Data records:
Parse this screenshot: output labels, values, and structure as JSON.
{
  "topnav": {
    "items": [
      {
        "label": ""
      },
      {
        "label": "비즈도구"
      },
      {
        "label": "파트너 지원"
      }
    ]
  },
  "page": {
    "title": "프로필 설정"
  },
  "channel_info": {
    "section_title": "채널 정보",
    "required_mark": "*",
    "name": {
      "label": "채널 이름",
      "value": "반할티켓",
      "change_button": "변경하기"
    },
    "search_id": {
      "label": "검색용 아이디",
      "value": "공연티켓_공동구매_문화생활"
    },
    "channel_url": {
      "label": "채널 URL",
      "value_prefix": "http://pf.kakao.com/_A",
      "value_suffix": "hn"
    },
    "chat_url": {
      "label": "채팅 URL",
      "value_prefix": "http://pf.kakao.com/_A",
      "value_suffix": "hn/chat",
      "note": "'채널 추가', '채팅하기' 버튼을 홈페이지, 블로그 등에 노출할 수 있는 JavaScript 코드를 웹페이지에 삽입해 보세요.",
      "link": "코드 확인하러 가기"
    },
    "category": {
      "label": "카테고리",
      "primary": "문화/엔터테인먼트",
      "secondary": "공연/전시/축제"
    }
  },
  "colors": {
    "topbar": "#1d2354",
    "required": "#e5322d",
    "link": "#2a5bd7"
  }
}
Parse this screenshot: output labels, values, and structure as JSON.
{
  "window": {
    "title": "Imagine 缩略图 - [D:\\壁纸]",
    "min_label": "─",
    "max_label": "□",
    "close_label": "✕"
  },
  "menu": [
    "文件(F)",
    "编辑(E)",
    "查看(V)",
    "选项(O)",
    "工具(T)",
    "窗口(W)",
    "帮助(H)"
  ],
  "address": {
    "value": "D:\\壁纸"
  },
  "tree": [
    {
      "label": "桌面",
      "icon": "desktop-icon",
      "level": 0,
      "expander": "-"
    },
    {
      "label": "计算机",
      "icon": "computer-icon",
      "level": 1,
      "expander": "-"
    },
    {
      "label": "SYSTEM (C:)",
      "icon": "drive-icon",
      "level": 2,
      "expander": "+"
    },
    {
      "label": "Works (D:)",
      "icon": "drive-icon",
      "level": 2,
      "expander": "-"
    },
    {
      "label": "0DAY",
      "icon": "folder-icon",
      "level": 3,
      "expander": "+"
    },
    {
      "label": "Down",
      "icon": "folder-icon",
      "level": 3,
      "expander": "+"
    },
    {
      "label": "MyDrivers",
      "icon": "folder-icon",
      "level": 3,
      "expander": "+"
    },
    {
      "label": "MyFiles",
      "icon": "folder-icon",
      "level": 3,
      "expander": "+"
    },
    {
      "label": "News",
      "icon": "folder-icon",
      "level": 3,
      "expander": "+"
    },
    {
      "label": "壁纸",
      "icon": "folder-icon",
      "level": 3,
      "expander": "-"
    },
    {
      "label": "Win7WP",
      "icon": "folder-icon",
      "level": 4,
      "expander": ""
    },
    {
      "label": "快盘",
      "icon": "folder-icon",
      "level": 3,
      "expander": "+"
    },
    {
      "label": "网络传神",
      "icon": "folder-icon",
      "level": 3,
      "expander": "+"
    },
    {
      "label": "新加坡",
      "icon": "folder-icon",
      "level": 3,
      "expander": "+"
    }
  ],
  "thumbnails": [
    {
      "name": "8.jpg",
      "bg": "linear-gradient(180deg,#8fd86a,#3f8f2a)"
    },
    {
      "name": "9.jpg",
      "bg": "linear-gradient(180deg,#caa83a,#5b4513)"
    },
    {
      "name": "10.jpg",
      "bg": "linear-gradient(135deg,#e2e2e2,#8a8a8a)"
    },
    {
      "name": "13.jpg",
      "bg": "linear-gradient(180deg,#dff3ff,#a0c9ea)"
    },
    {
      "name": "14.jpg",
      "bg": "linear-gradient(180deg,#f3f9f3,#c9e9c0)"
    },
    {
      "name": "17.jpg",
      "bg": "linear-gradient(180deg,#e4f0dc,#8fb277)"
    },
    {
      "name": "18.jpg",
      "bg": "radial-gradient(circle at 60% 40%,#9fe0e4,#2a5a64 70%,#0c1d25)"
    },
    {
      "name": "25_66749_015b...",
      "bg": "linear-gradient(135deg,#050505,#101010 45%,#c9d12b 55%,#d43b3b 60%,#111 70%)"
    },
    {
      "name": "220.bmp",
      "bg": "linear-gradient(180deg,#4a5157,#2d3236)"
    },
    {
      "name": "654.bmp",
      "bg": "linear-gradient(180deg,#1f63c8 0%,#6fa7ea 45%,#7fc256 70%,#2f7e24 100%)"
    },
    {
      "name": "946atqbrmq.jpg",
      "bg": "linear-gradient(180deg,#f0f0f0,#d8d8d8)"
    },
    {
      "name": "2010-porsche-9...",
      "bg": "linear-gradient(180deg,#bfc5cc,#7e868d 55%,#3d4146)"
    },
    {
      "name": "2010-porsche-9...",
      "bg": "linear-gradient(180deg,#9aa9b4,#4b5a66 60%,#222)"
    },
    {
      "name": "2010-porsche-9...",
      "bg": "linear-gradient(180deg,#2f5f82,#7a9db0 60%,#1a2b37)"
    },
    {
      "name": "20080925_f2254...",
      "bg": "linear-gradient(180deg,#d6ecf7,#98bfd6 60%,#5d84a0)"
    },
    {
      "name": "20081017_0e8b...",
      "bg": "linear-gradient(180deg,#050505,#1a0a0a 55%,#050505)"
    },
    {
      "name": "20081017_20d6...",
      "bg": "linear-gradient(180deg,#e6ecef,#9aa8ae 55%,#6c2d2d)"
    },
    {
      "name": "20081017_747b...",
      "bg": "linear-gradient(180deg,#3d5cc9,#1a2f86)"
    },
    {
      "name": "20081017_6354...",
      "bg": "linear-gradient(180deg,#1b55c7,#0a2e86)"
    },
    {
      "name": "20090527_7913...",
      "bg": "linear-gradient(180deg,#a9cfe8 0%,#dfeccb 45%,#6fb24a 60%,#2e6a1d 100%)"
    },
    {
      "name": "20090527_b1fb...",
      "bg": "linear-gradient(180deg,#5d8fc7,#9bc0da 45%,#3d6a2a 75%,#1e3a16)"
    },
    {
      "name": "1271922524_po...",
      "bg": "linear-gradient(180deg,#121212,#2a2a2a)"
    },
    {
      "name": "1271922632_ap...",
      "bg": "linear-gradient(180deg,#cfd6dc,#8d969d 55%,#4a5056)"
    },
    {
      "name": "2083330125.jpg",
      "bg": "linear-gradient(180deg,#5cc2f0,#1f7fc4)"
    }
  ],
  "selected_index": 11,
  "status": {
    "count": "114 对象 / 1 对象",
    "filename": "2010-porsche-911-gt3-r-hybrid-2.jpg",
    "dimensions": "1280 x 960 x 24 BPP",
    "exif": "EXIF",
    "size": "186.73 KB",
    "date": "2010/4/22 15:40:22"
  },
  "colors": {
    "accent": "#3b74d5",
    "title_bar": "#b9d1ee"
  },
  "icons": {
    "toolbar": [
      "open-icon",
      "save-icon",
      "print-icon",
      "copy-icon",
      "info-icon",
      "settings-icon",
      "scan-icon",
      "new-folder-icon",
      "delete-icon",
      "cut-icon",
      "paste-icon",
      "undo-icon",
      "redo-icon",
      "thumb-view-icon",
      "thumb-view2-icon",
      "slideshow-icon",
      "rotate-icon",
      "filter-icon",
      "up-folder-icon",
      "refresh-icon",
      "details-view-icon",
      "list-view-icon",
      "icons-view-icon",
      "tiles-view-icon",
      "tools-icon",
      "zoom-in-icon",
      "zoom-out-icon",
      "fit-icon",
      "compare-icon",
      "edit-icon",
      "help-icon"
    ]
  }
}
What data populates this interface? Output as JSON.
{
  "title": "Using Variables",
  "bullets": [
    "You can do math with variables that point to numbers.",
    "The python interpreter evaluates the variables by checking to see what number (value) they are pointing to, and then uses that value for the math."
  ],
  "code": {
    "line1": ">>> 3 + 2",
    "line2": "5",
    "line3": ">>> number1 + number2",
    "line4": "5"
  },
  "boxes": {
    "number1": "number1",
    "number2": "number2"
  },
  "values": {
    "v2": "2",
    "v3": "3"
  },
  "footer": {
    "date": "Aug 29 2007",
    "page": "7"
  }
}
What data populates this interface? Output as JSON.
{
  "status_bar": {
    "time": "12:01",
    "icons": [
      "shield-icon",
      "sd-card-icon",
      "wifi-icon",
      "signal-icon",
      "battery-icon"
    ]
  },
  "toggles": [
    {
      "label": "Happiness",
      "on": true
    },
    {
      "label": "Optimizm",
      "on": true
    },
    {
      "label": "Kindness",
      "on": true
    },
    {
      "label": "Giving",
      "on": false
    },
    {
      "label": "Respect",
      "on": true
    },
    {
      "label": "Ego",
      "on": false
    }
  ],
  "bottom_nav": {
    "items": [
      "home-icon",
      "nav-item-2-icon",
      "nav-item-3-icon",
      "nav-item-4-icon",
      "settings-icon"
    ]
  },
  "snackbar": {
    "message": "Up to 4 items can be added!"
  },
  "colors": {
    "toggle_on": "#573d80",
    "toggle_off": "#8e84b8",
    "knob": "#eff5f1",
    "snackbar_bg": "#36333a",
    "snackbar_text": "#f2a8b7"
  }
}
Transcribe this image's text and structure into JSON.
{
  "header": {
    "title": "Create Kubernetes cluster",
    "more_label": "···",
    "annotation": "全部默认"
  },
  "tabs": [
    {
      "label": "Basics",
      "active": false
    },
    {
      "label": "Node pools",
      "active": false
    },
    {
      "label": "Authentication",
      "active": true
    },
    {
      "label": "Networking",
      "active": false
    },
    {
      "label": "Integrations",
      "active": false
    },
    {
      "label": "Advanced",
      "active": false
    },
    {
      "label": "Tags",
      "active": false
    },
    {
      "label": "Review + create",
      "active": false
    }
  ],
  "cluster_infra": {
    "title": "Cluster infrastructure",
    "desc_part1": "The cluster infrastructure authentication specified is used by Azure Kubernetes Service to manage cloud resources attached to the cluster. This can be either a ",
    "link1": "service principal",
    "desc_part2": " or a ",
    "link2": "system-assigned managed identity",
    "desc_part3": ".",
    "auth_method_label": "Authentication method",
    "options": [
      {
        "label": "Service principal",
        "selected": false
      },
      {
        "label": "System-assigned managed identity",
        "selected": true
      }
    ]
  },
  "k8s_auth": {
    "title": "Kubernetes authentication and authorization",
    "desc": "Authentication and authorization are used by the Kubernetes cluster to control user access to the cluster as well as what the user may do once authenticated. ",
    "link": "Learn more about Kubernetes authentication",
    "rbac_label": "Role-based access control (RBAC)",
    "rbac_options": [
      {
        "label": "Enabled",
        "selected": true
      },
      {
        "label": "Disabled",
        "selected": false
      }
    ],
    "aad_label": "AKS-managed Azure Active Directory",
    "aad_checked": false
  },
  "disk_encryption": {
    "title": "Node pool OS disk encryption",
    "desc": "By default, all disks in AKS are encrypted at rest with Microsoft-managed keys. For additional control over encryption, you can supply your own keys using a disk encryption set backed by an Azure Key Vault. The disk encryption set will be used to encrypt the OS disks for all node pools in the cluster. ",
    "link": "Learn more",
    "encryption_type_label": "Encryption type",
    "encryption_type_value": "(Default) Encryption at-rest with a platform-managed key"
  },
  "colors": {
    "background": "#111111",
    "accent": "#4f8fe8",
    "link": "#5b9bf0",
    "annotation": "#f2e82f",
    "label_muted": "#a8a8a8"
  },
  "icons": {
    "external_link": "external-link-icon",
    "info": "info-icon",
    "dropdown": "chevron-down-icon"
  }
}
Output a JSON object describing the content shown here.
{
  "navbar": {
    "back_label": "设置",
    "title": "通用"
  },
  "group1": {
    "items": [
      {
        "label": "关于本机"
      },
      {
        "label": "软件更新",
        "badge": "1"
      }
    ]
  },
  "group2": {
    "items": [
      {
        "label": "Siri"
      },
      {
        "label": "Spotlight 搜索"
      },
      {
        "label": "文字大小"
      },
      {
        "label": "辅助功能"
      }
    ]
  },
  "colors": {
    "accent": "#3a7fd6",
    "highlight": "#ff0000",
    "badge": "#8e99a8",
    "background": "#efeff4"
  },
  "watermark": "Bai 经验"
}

**What to produce**:
Copy each line of the records that contains the word "identity".

**Result**:
    "link2": "system-assigned managed identity",
        "label": "System-assigned managed identity",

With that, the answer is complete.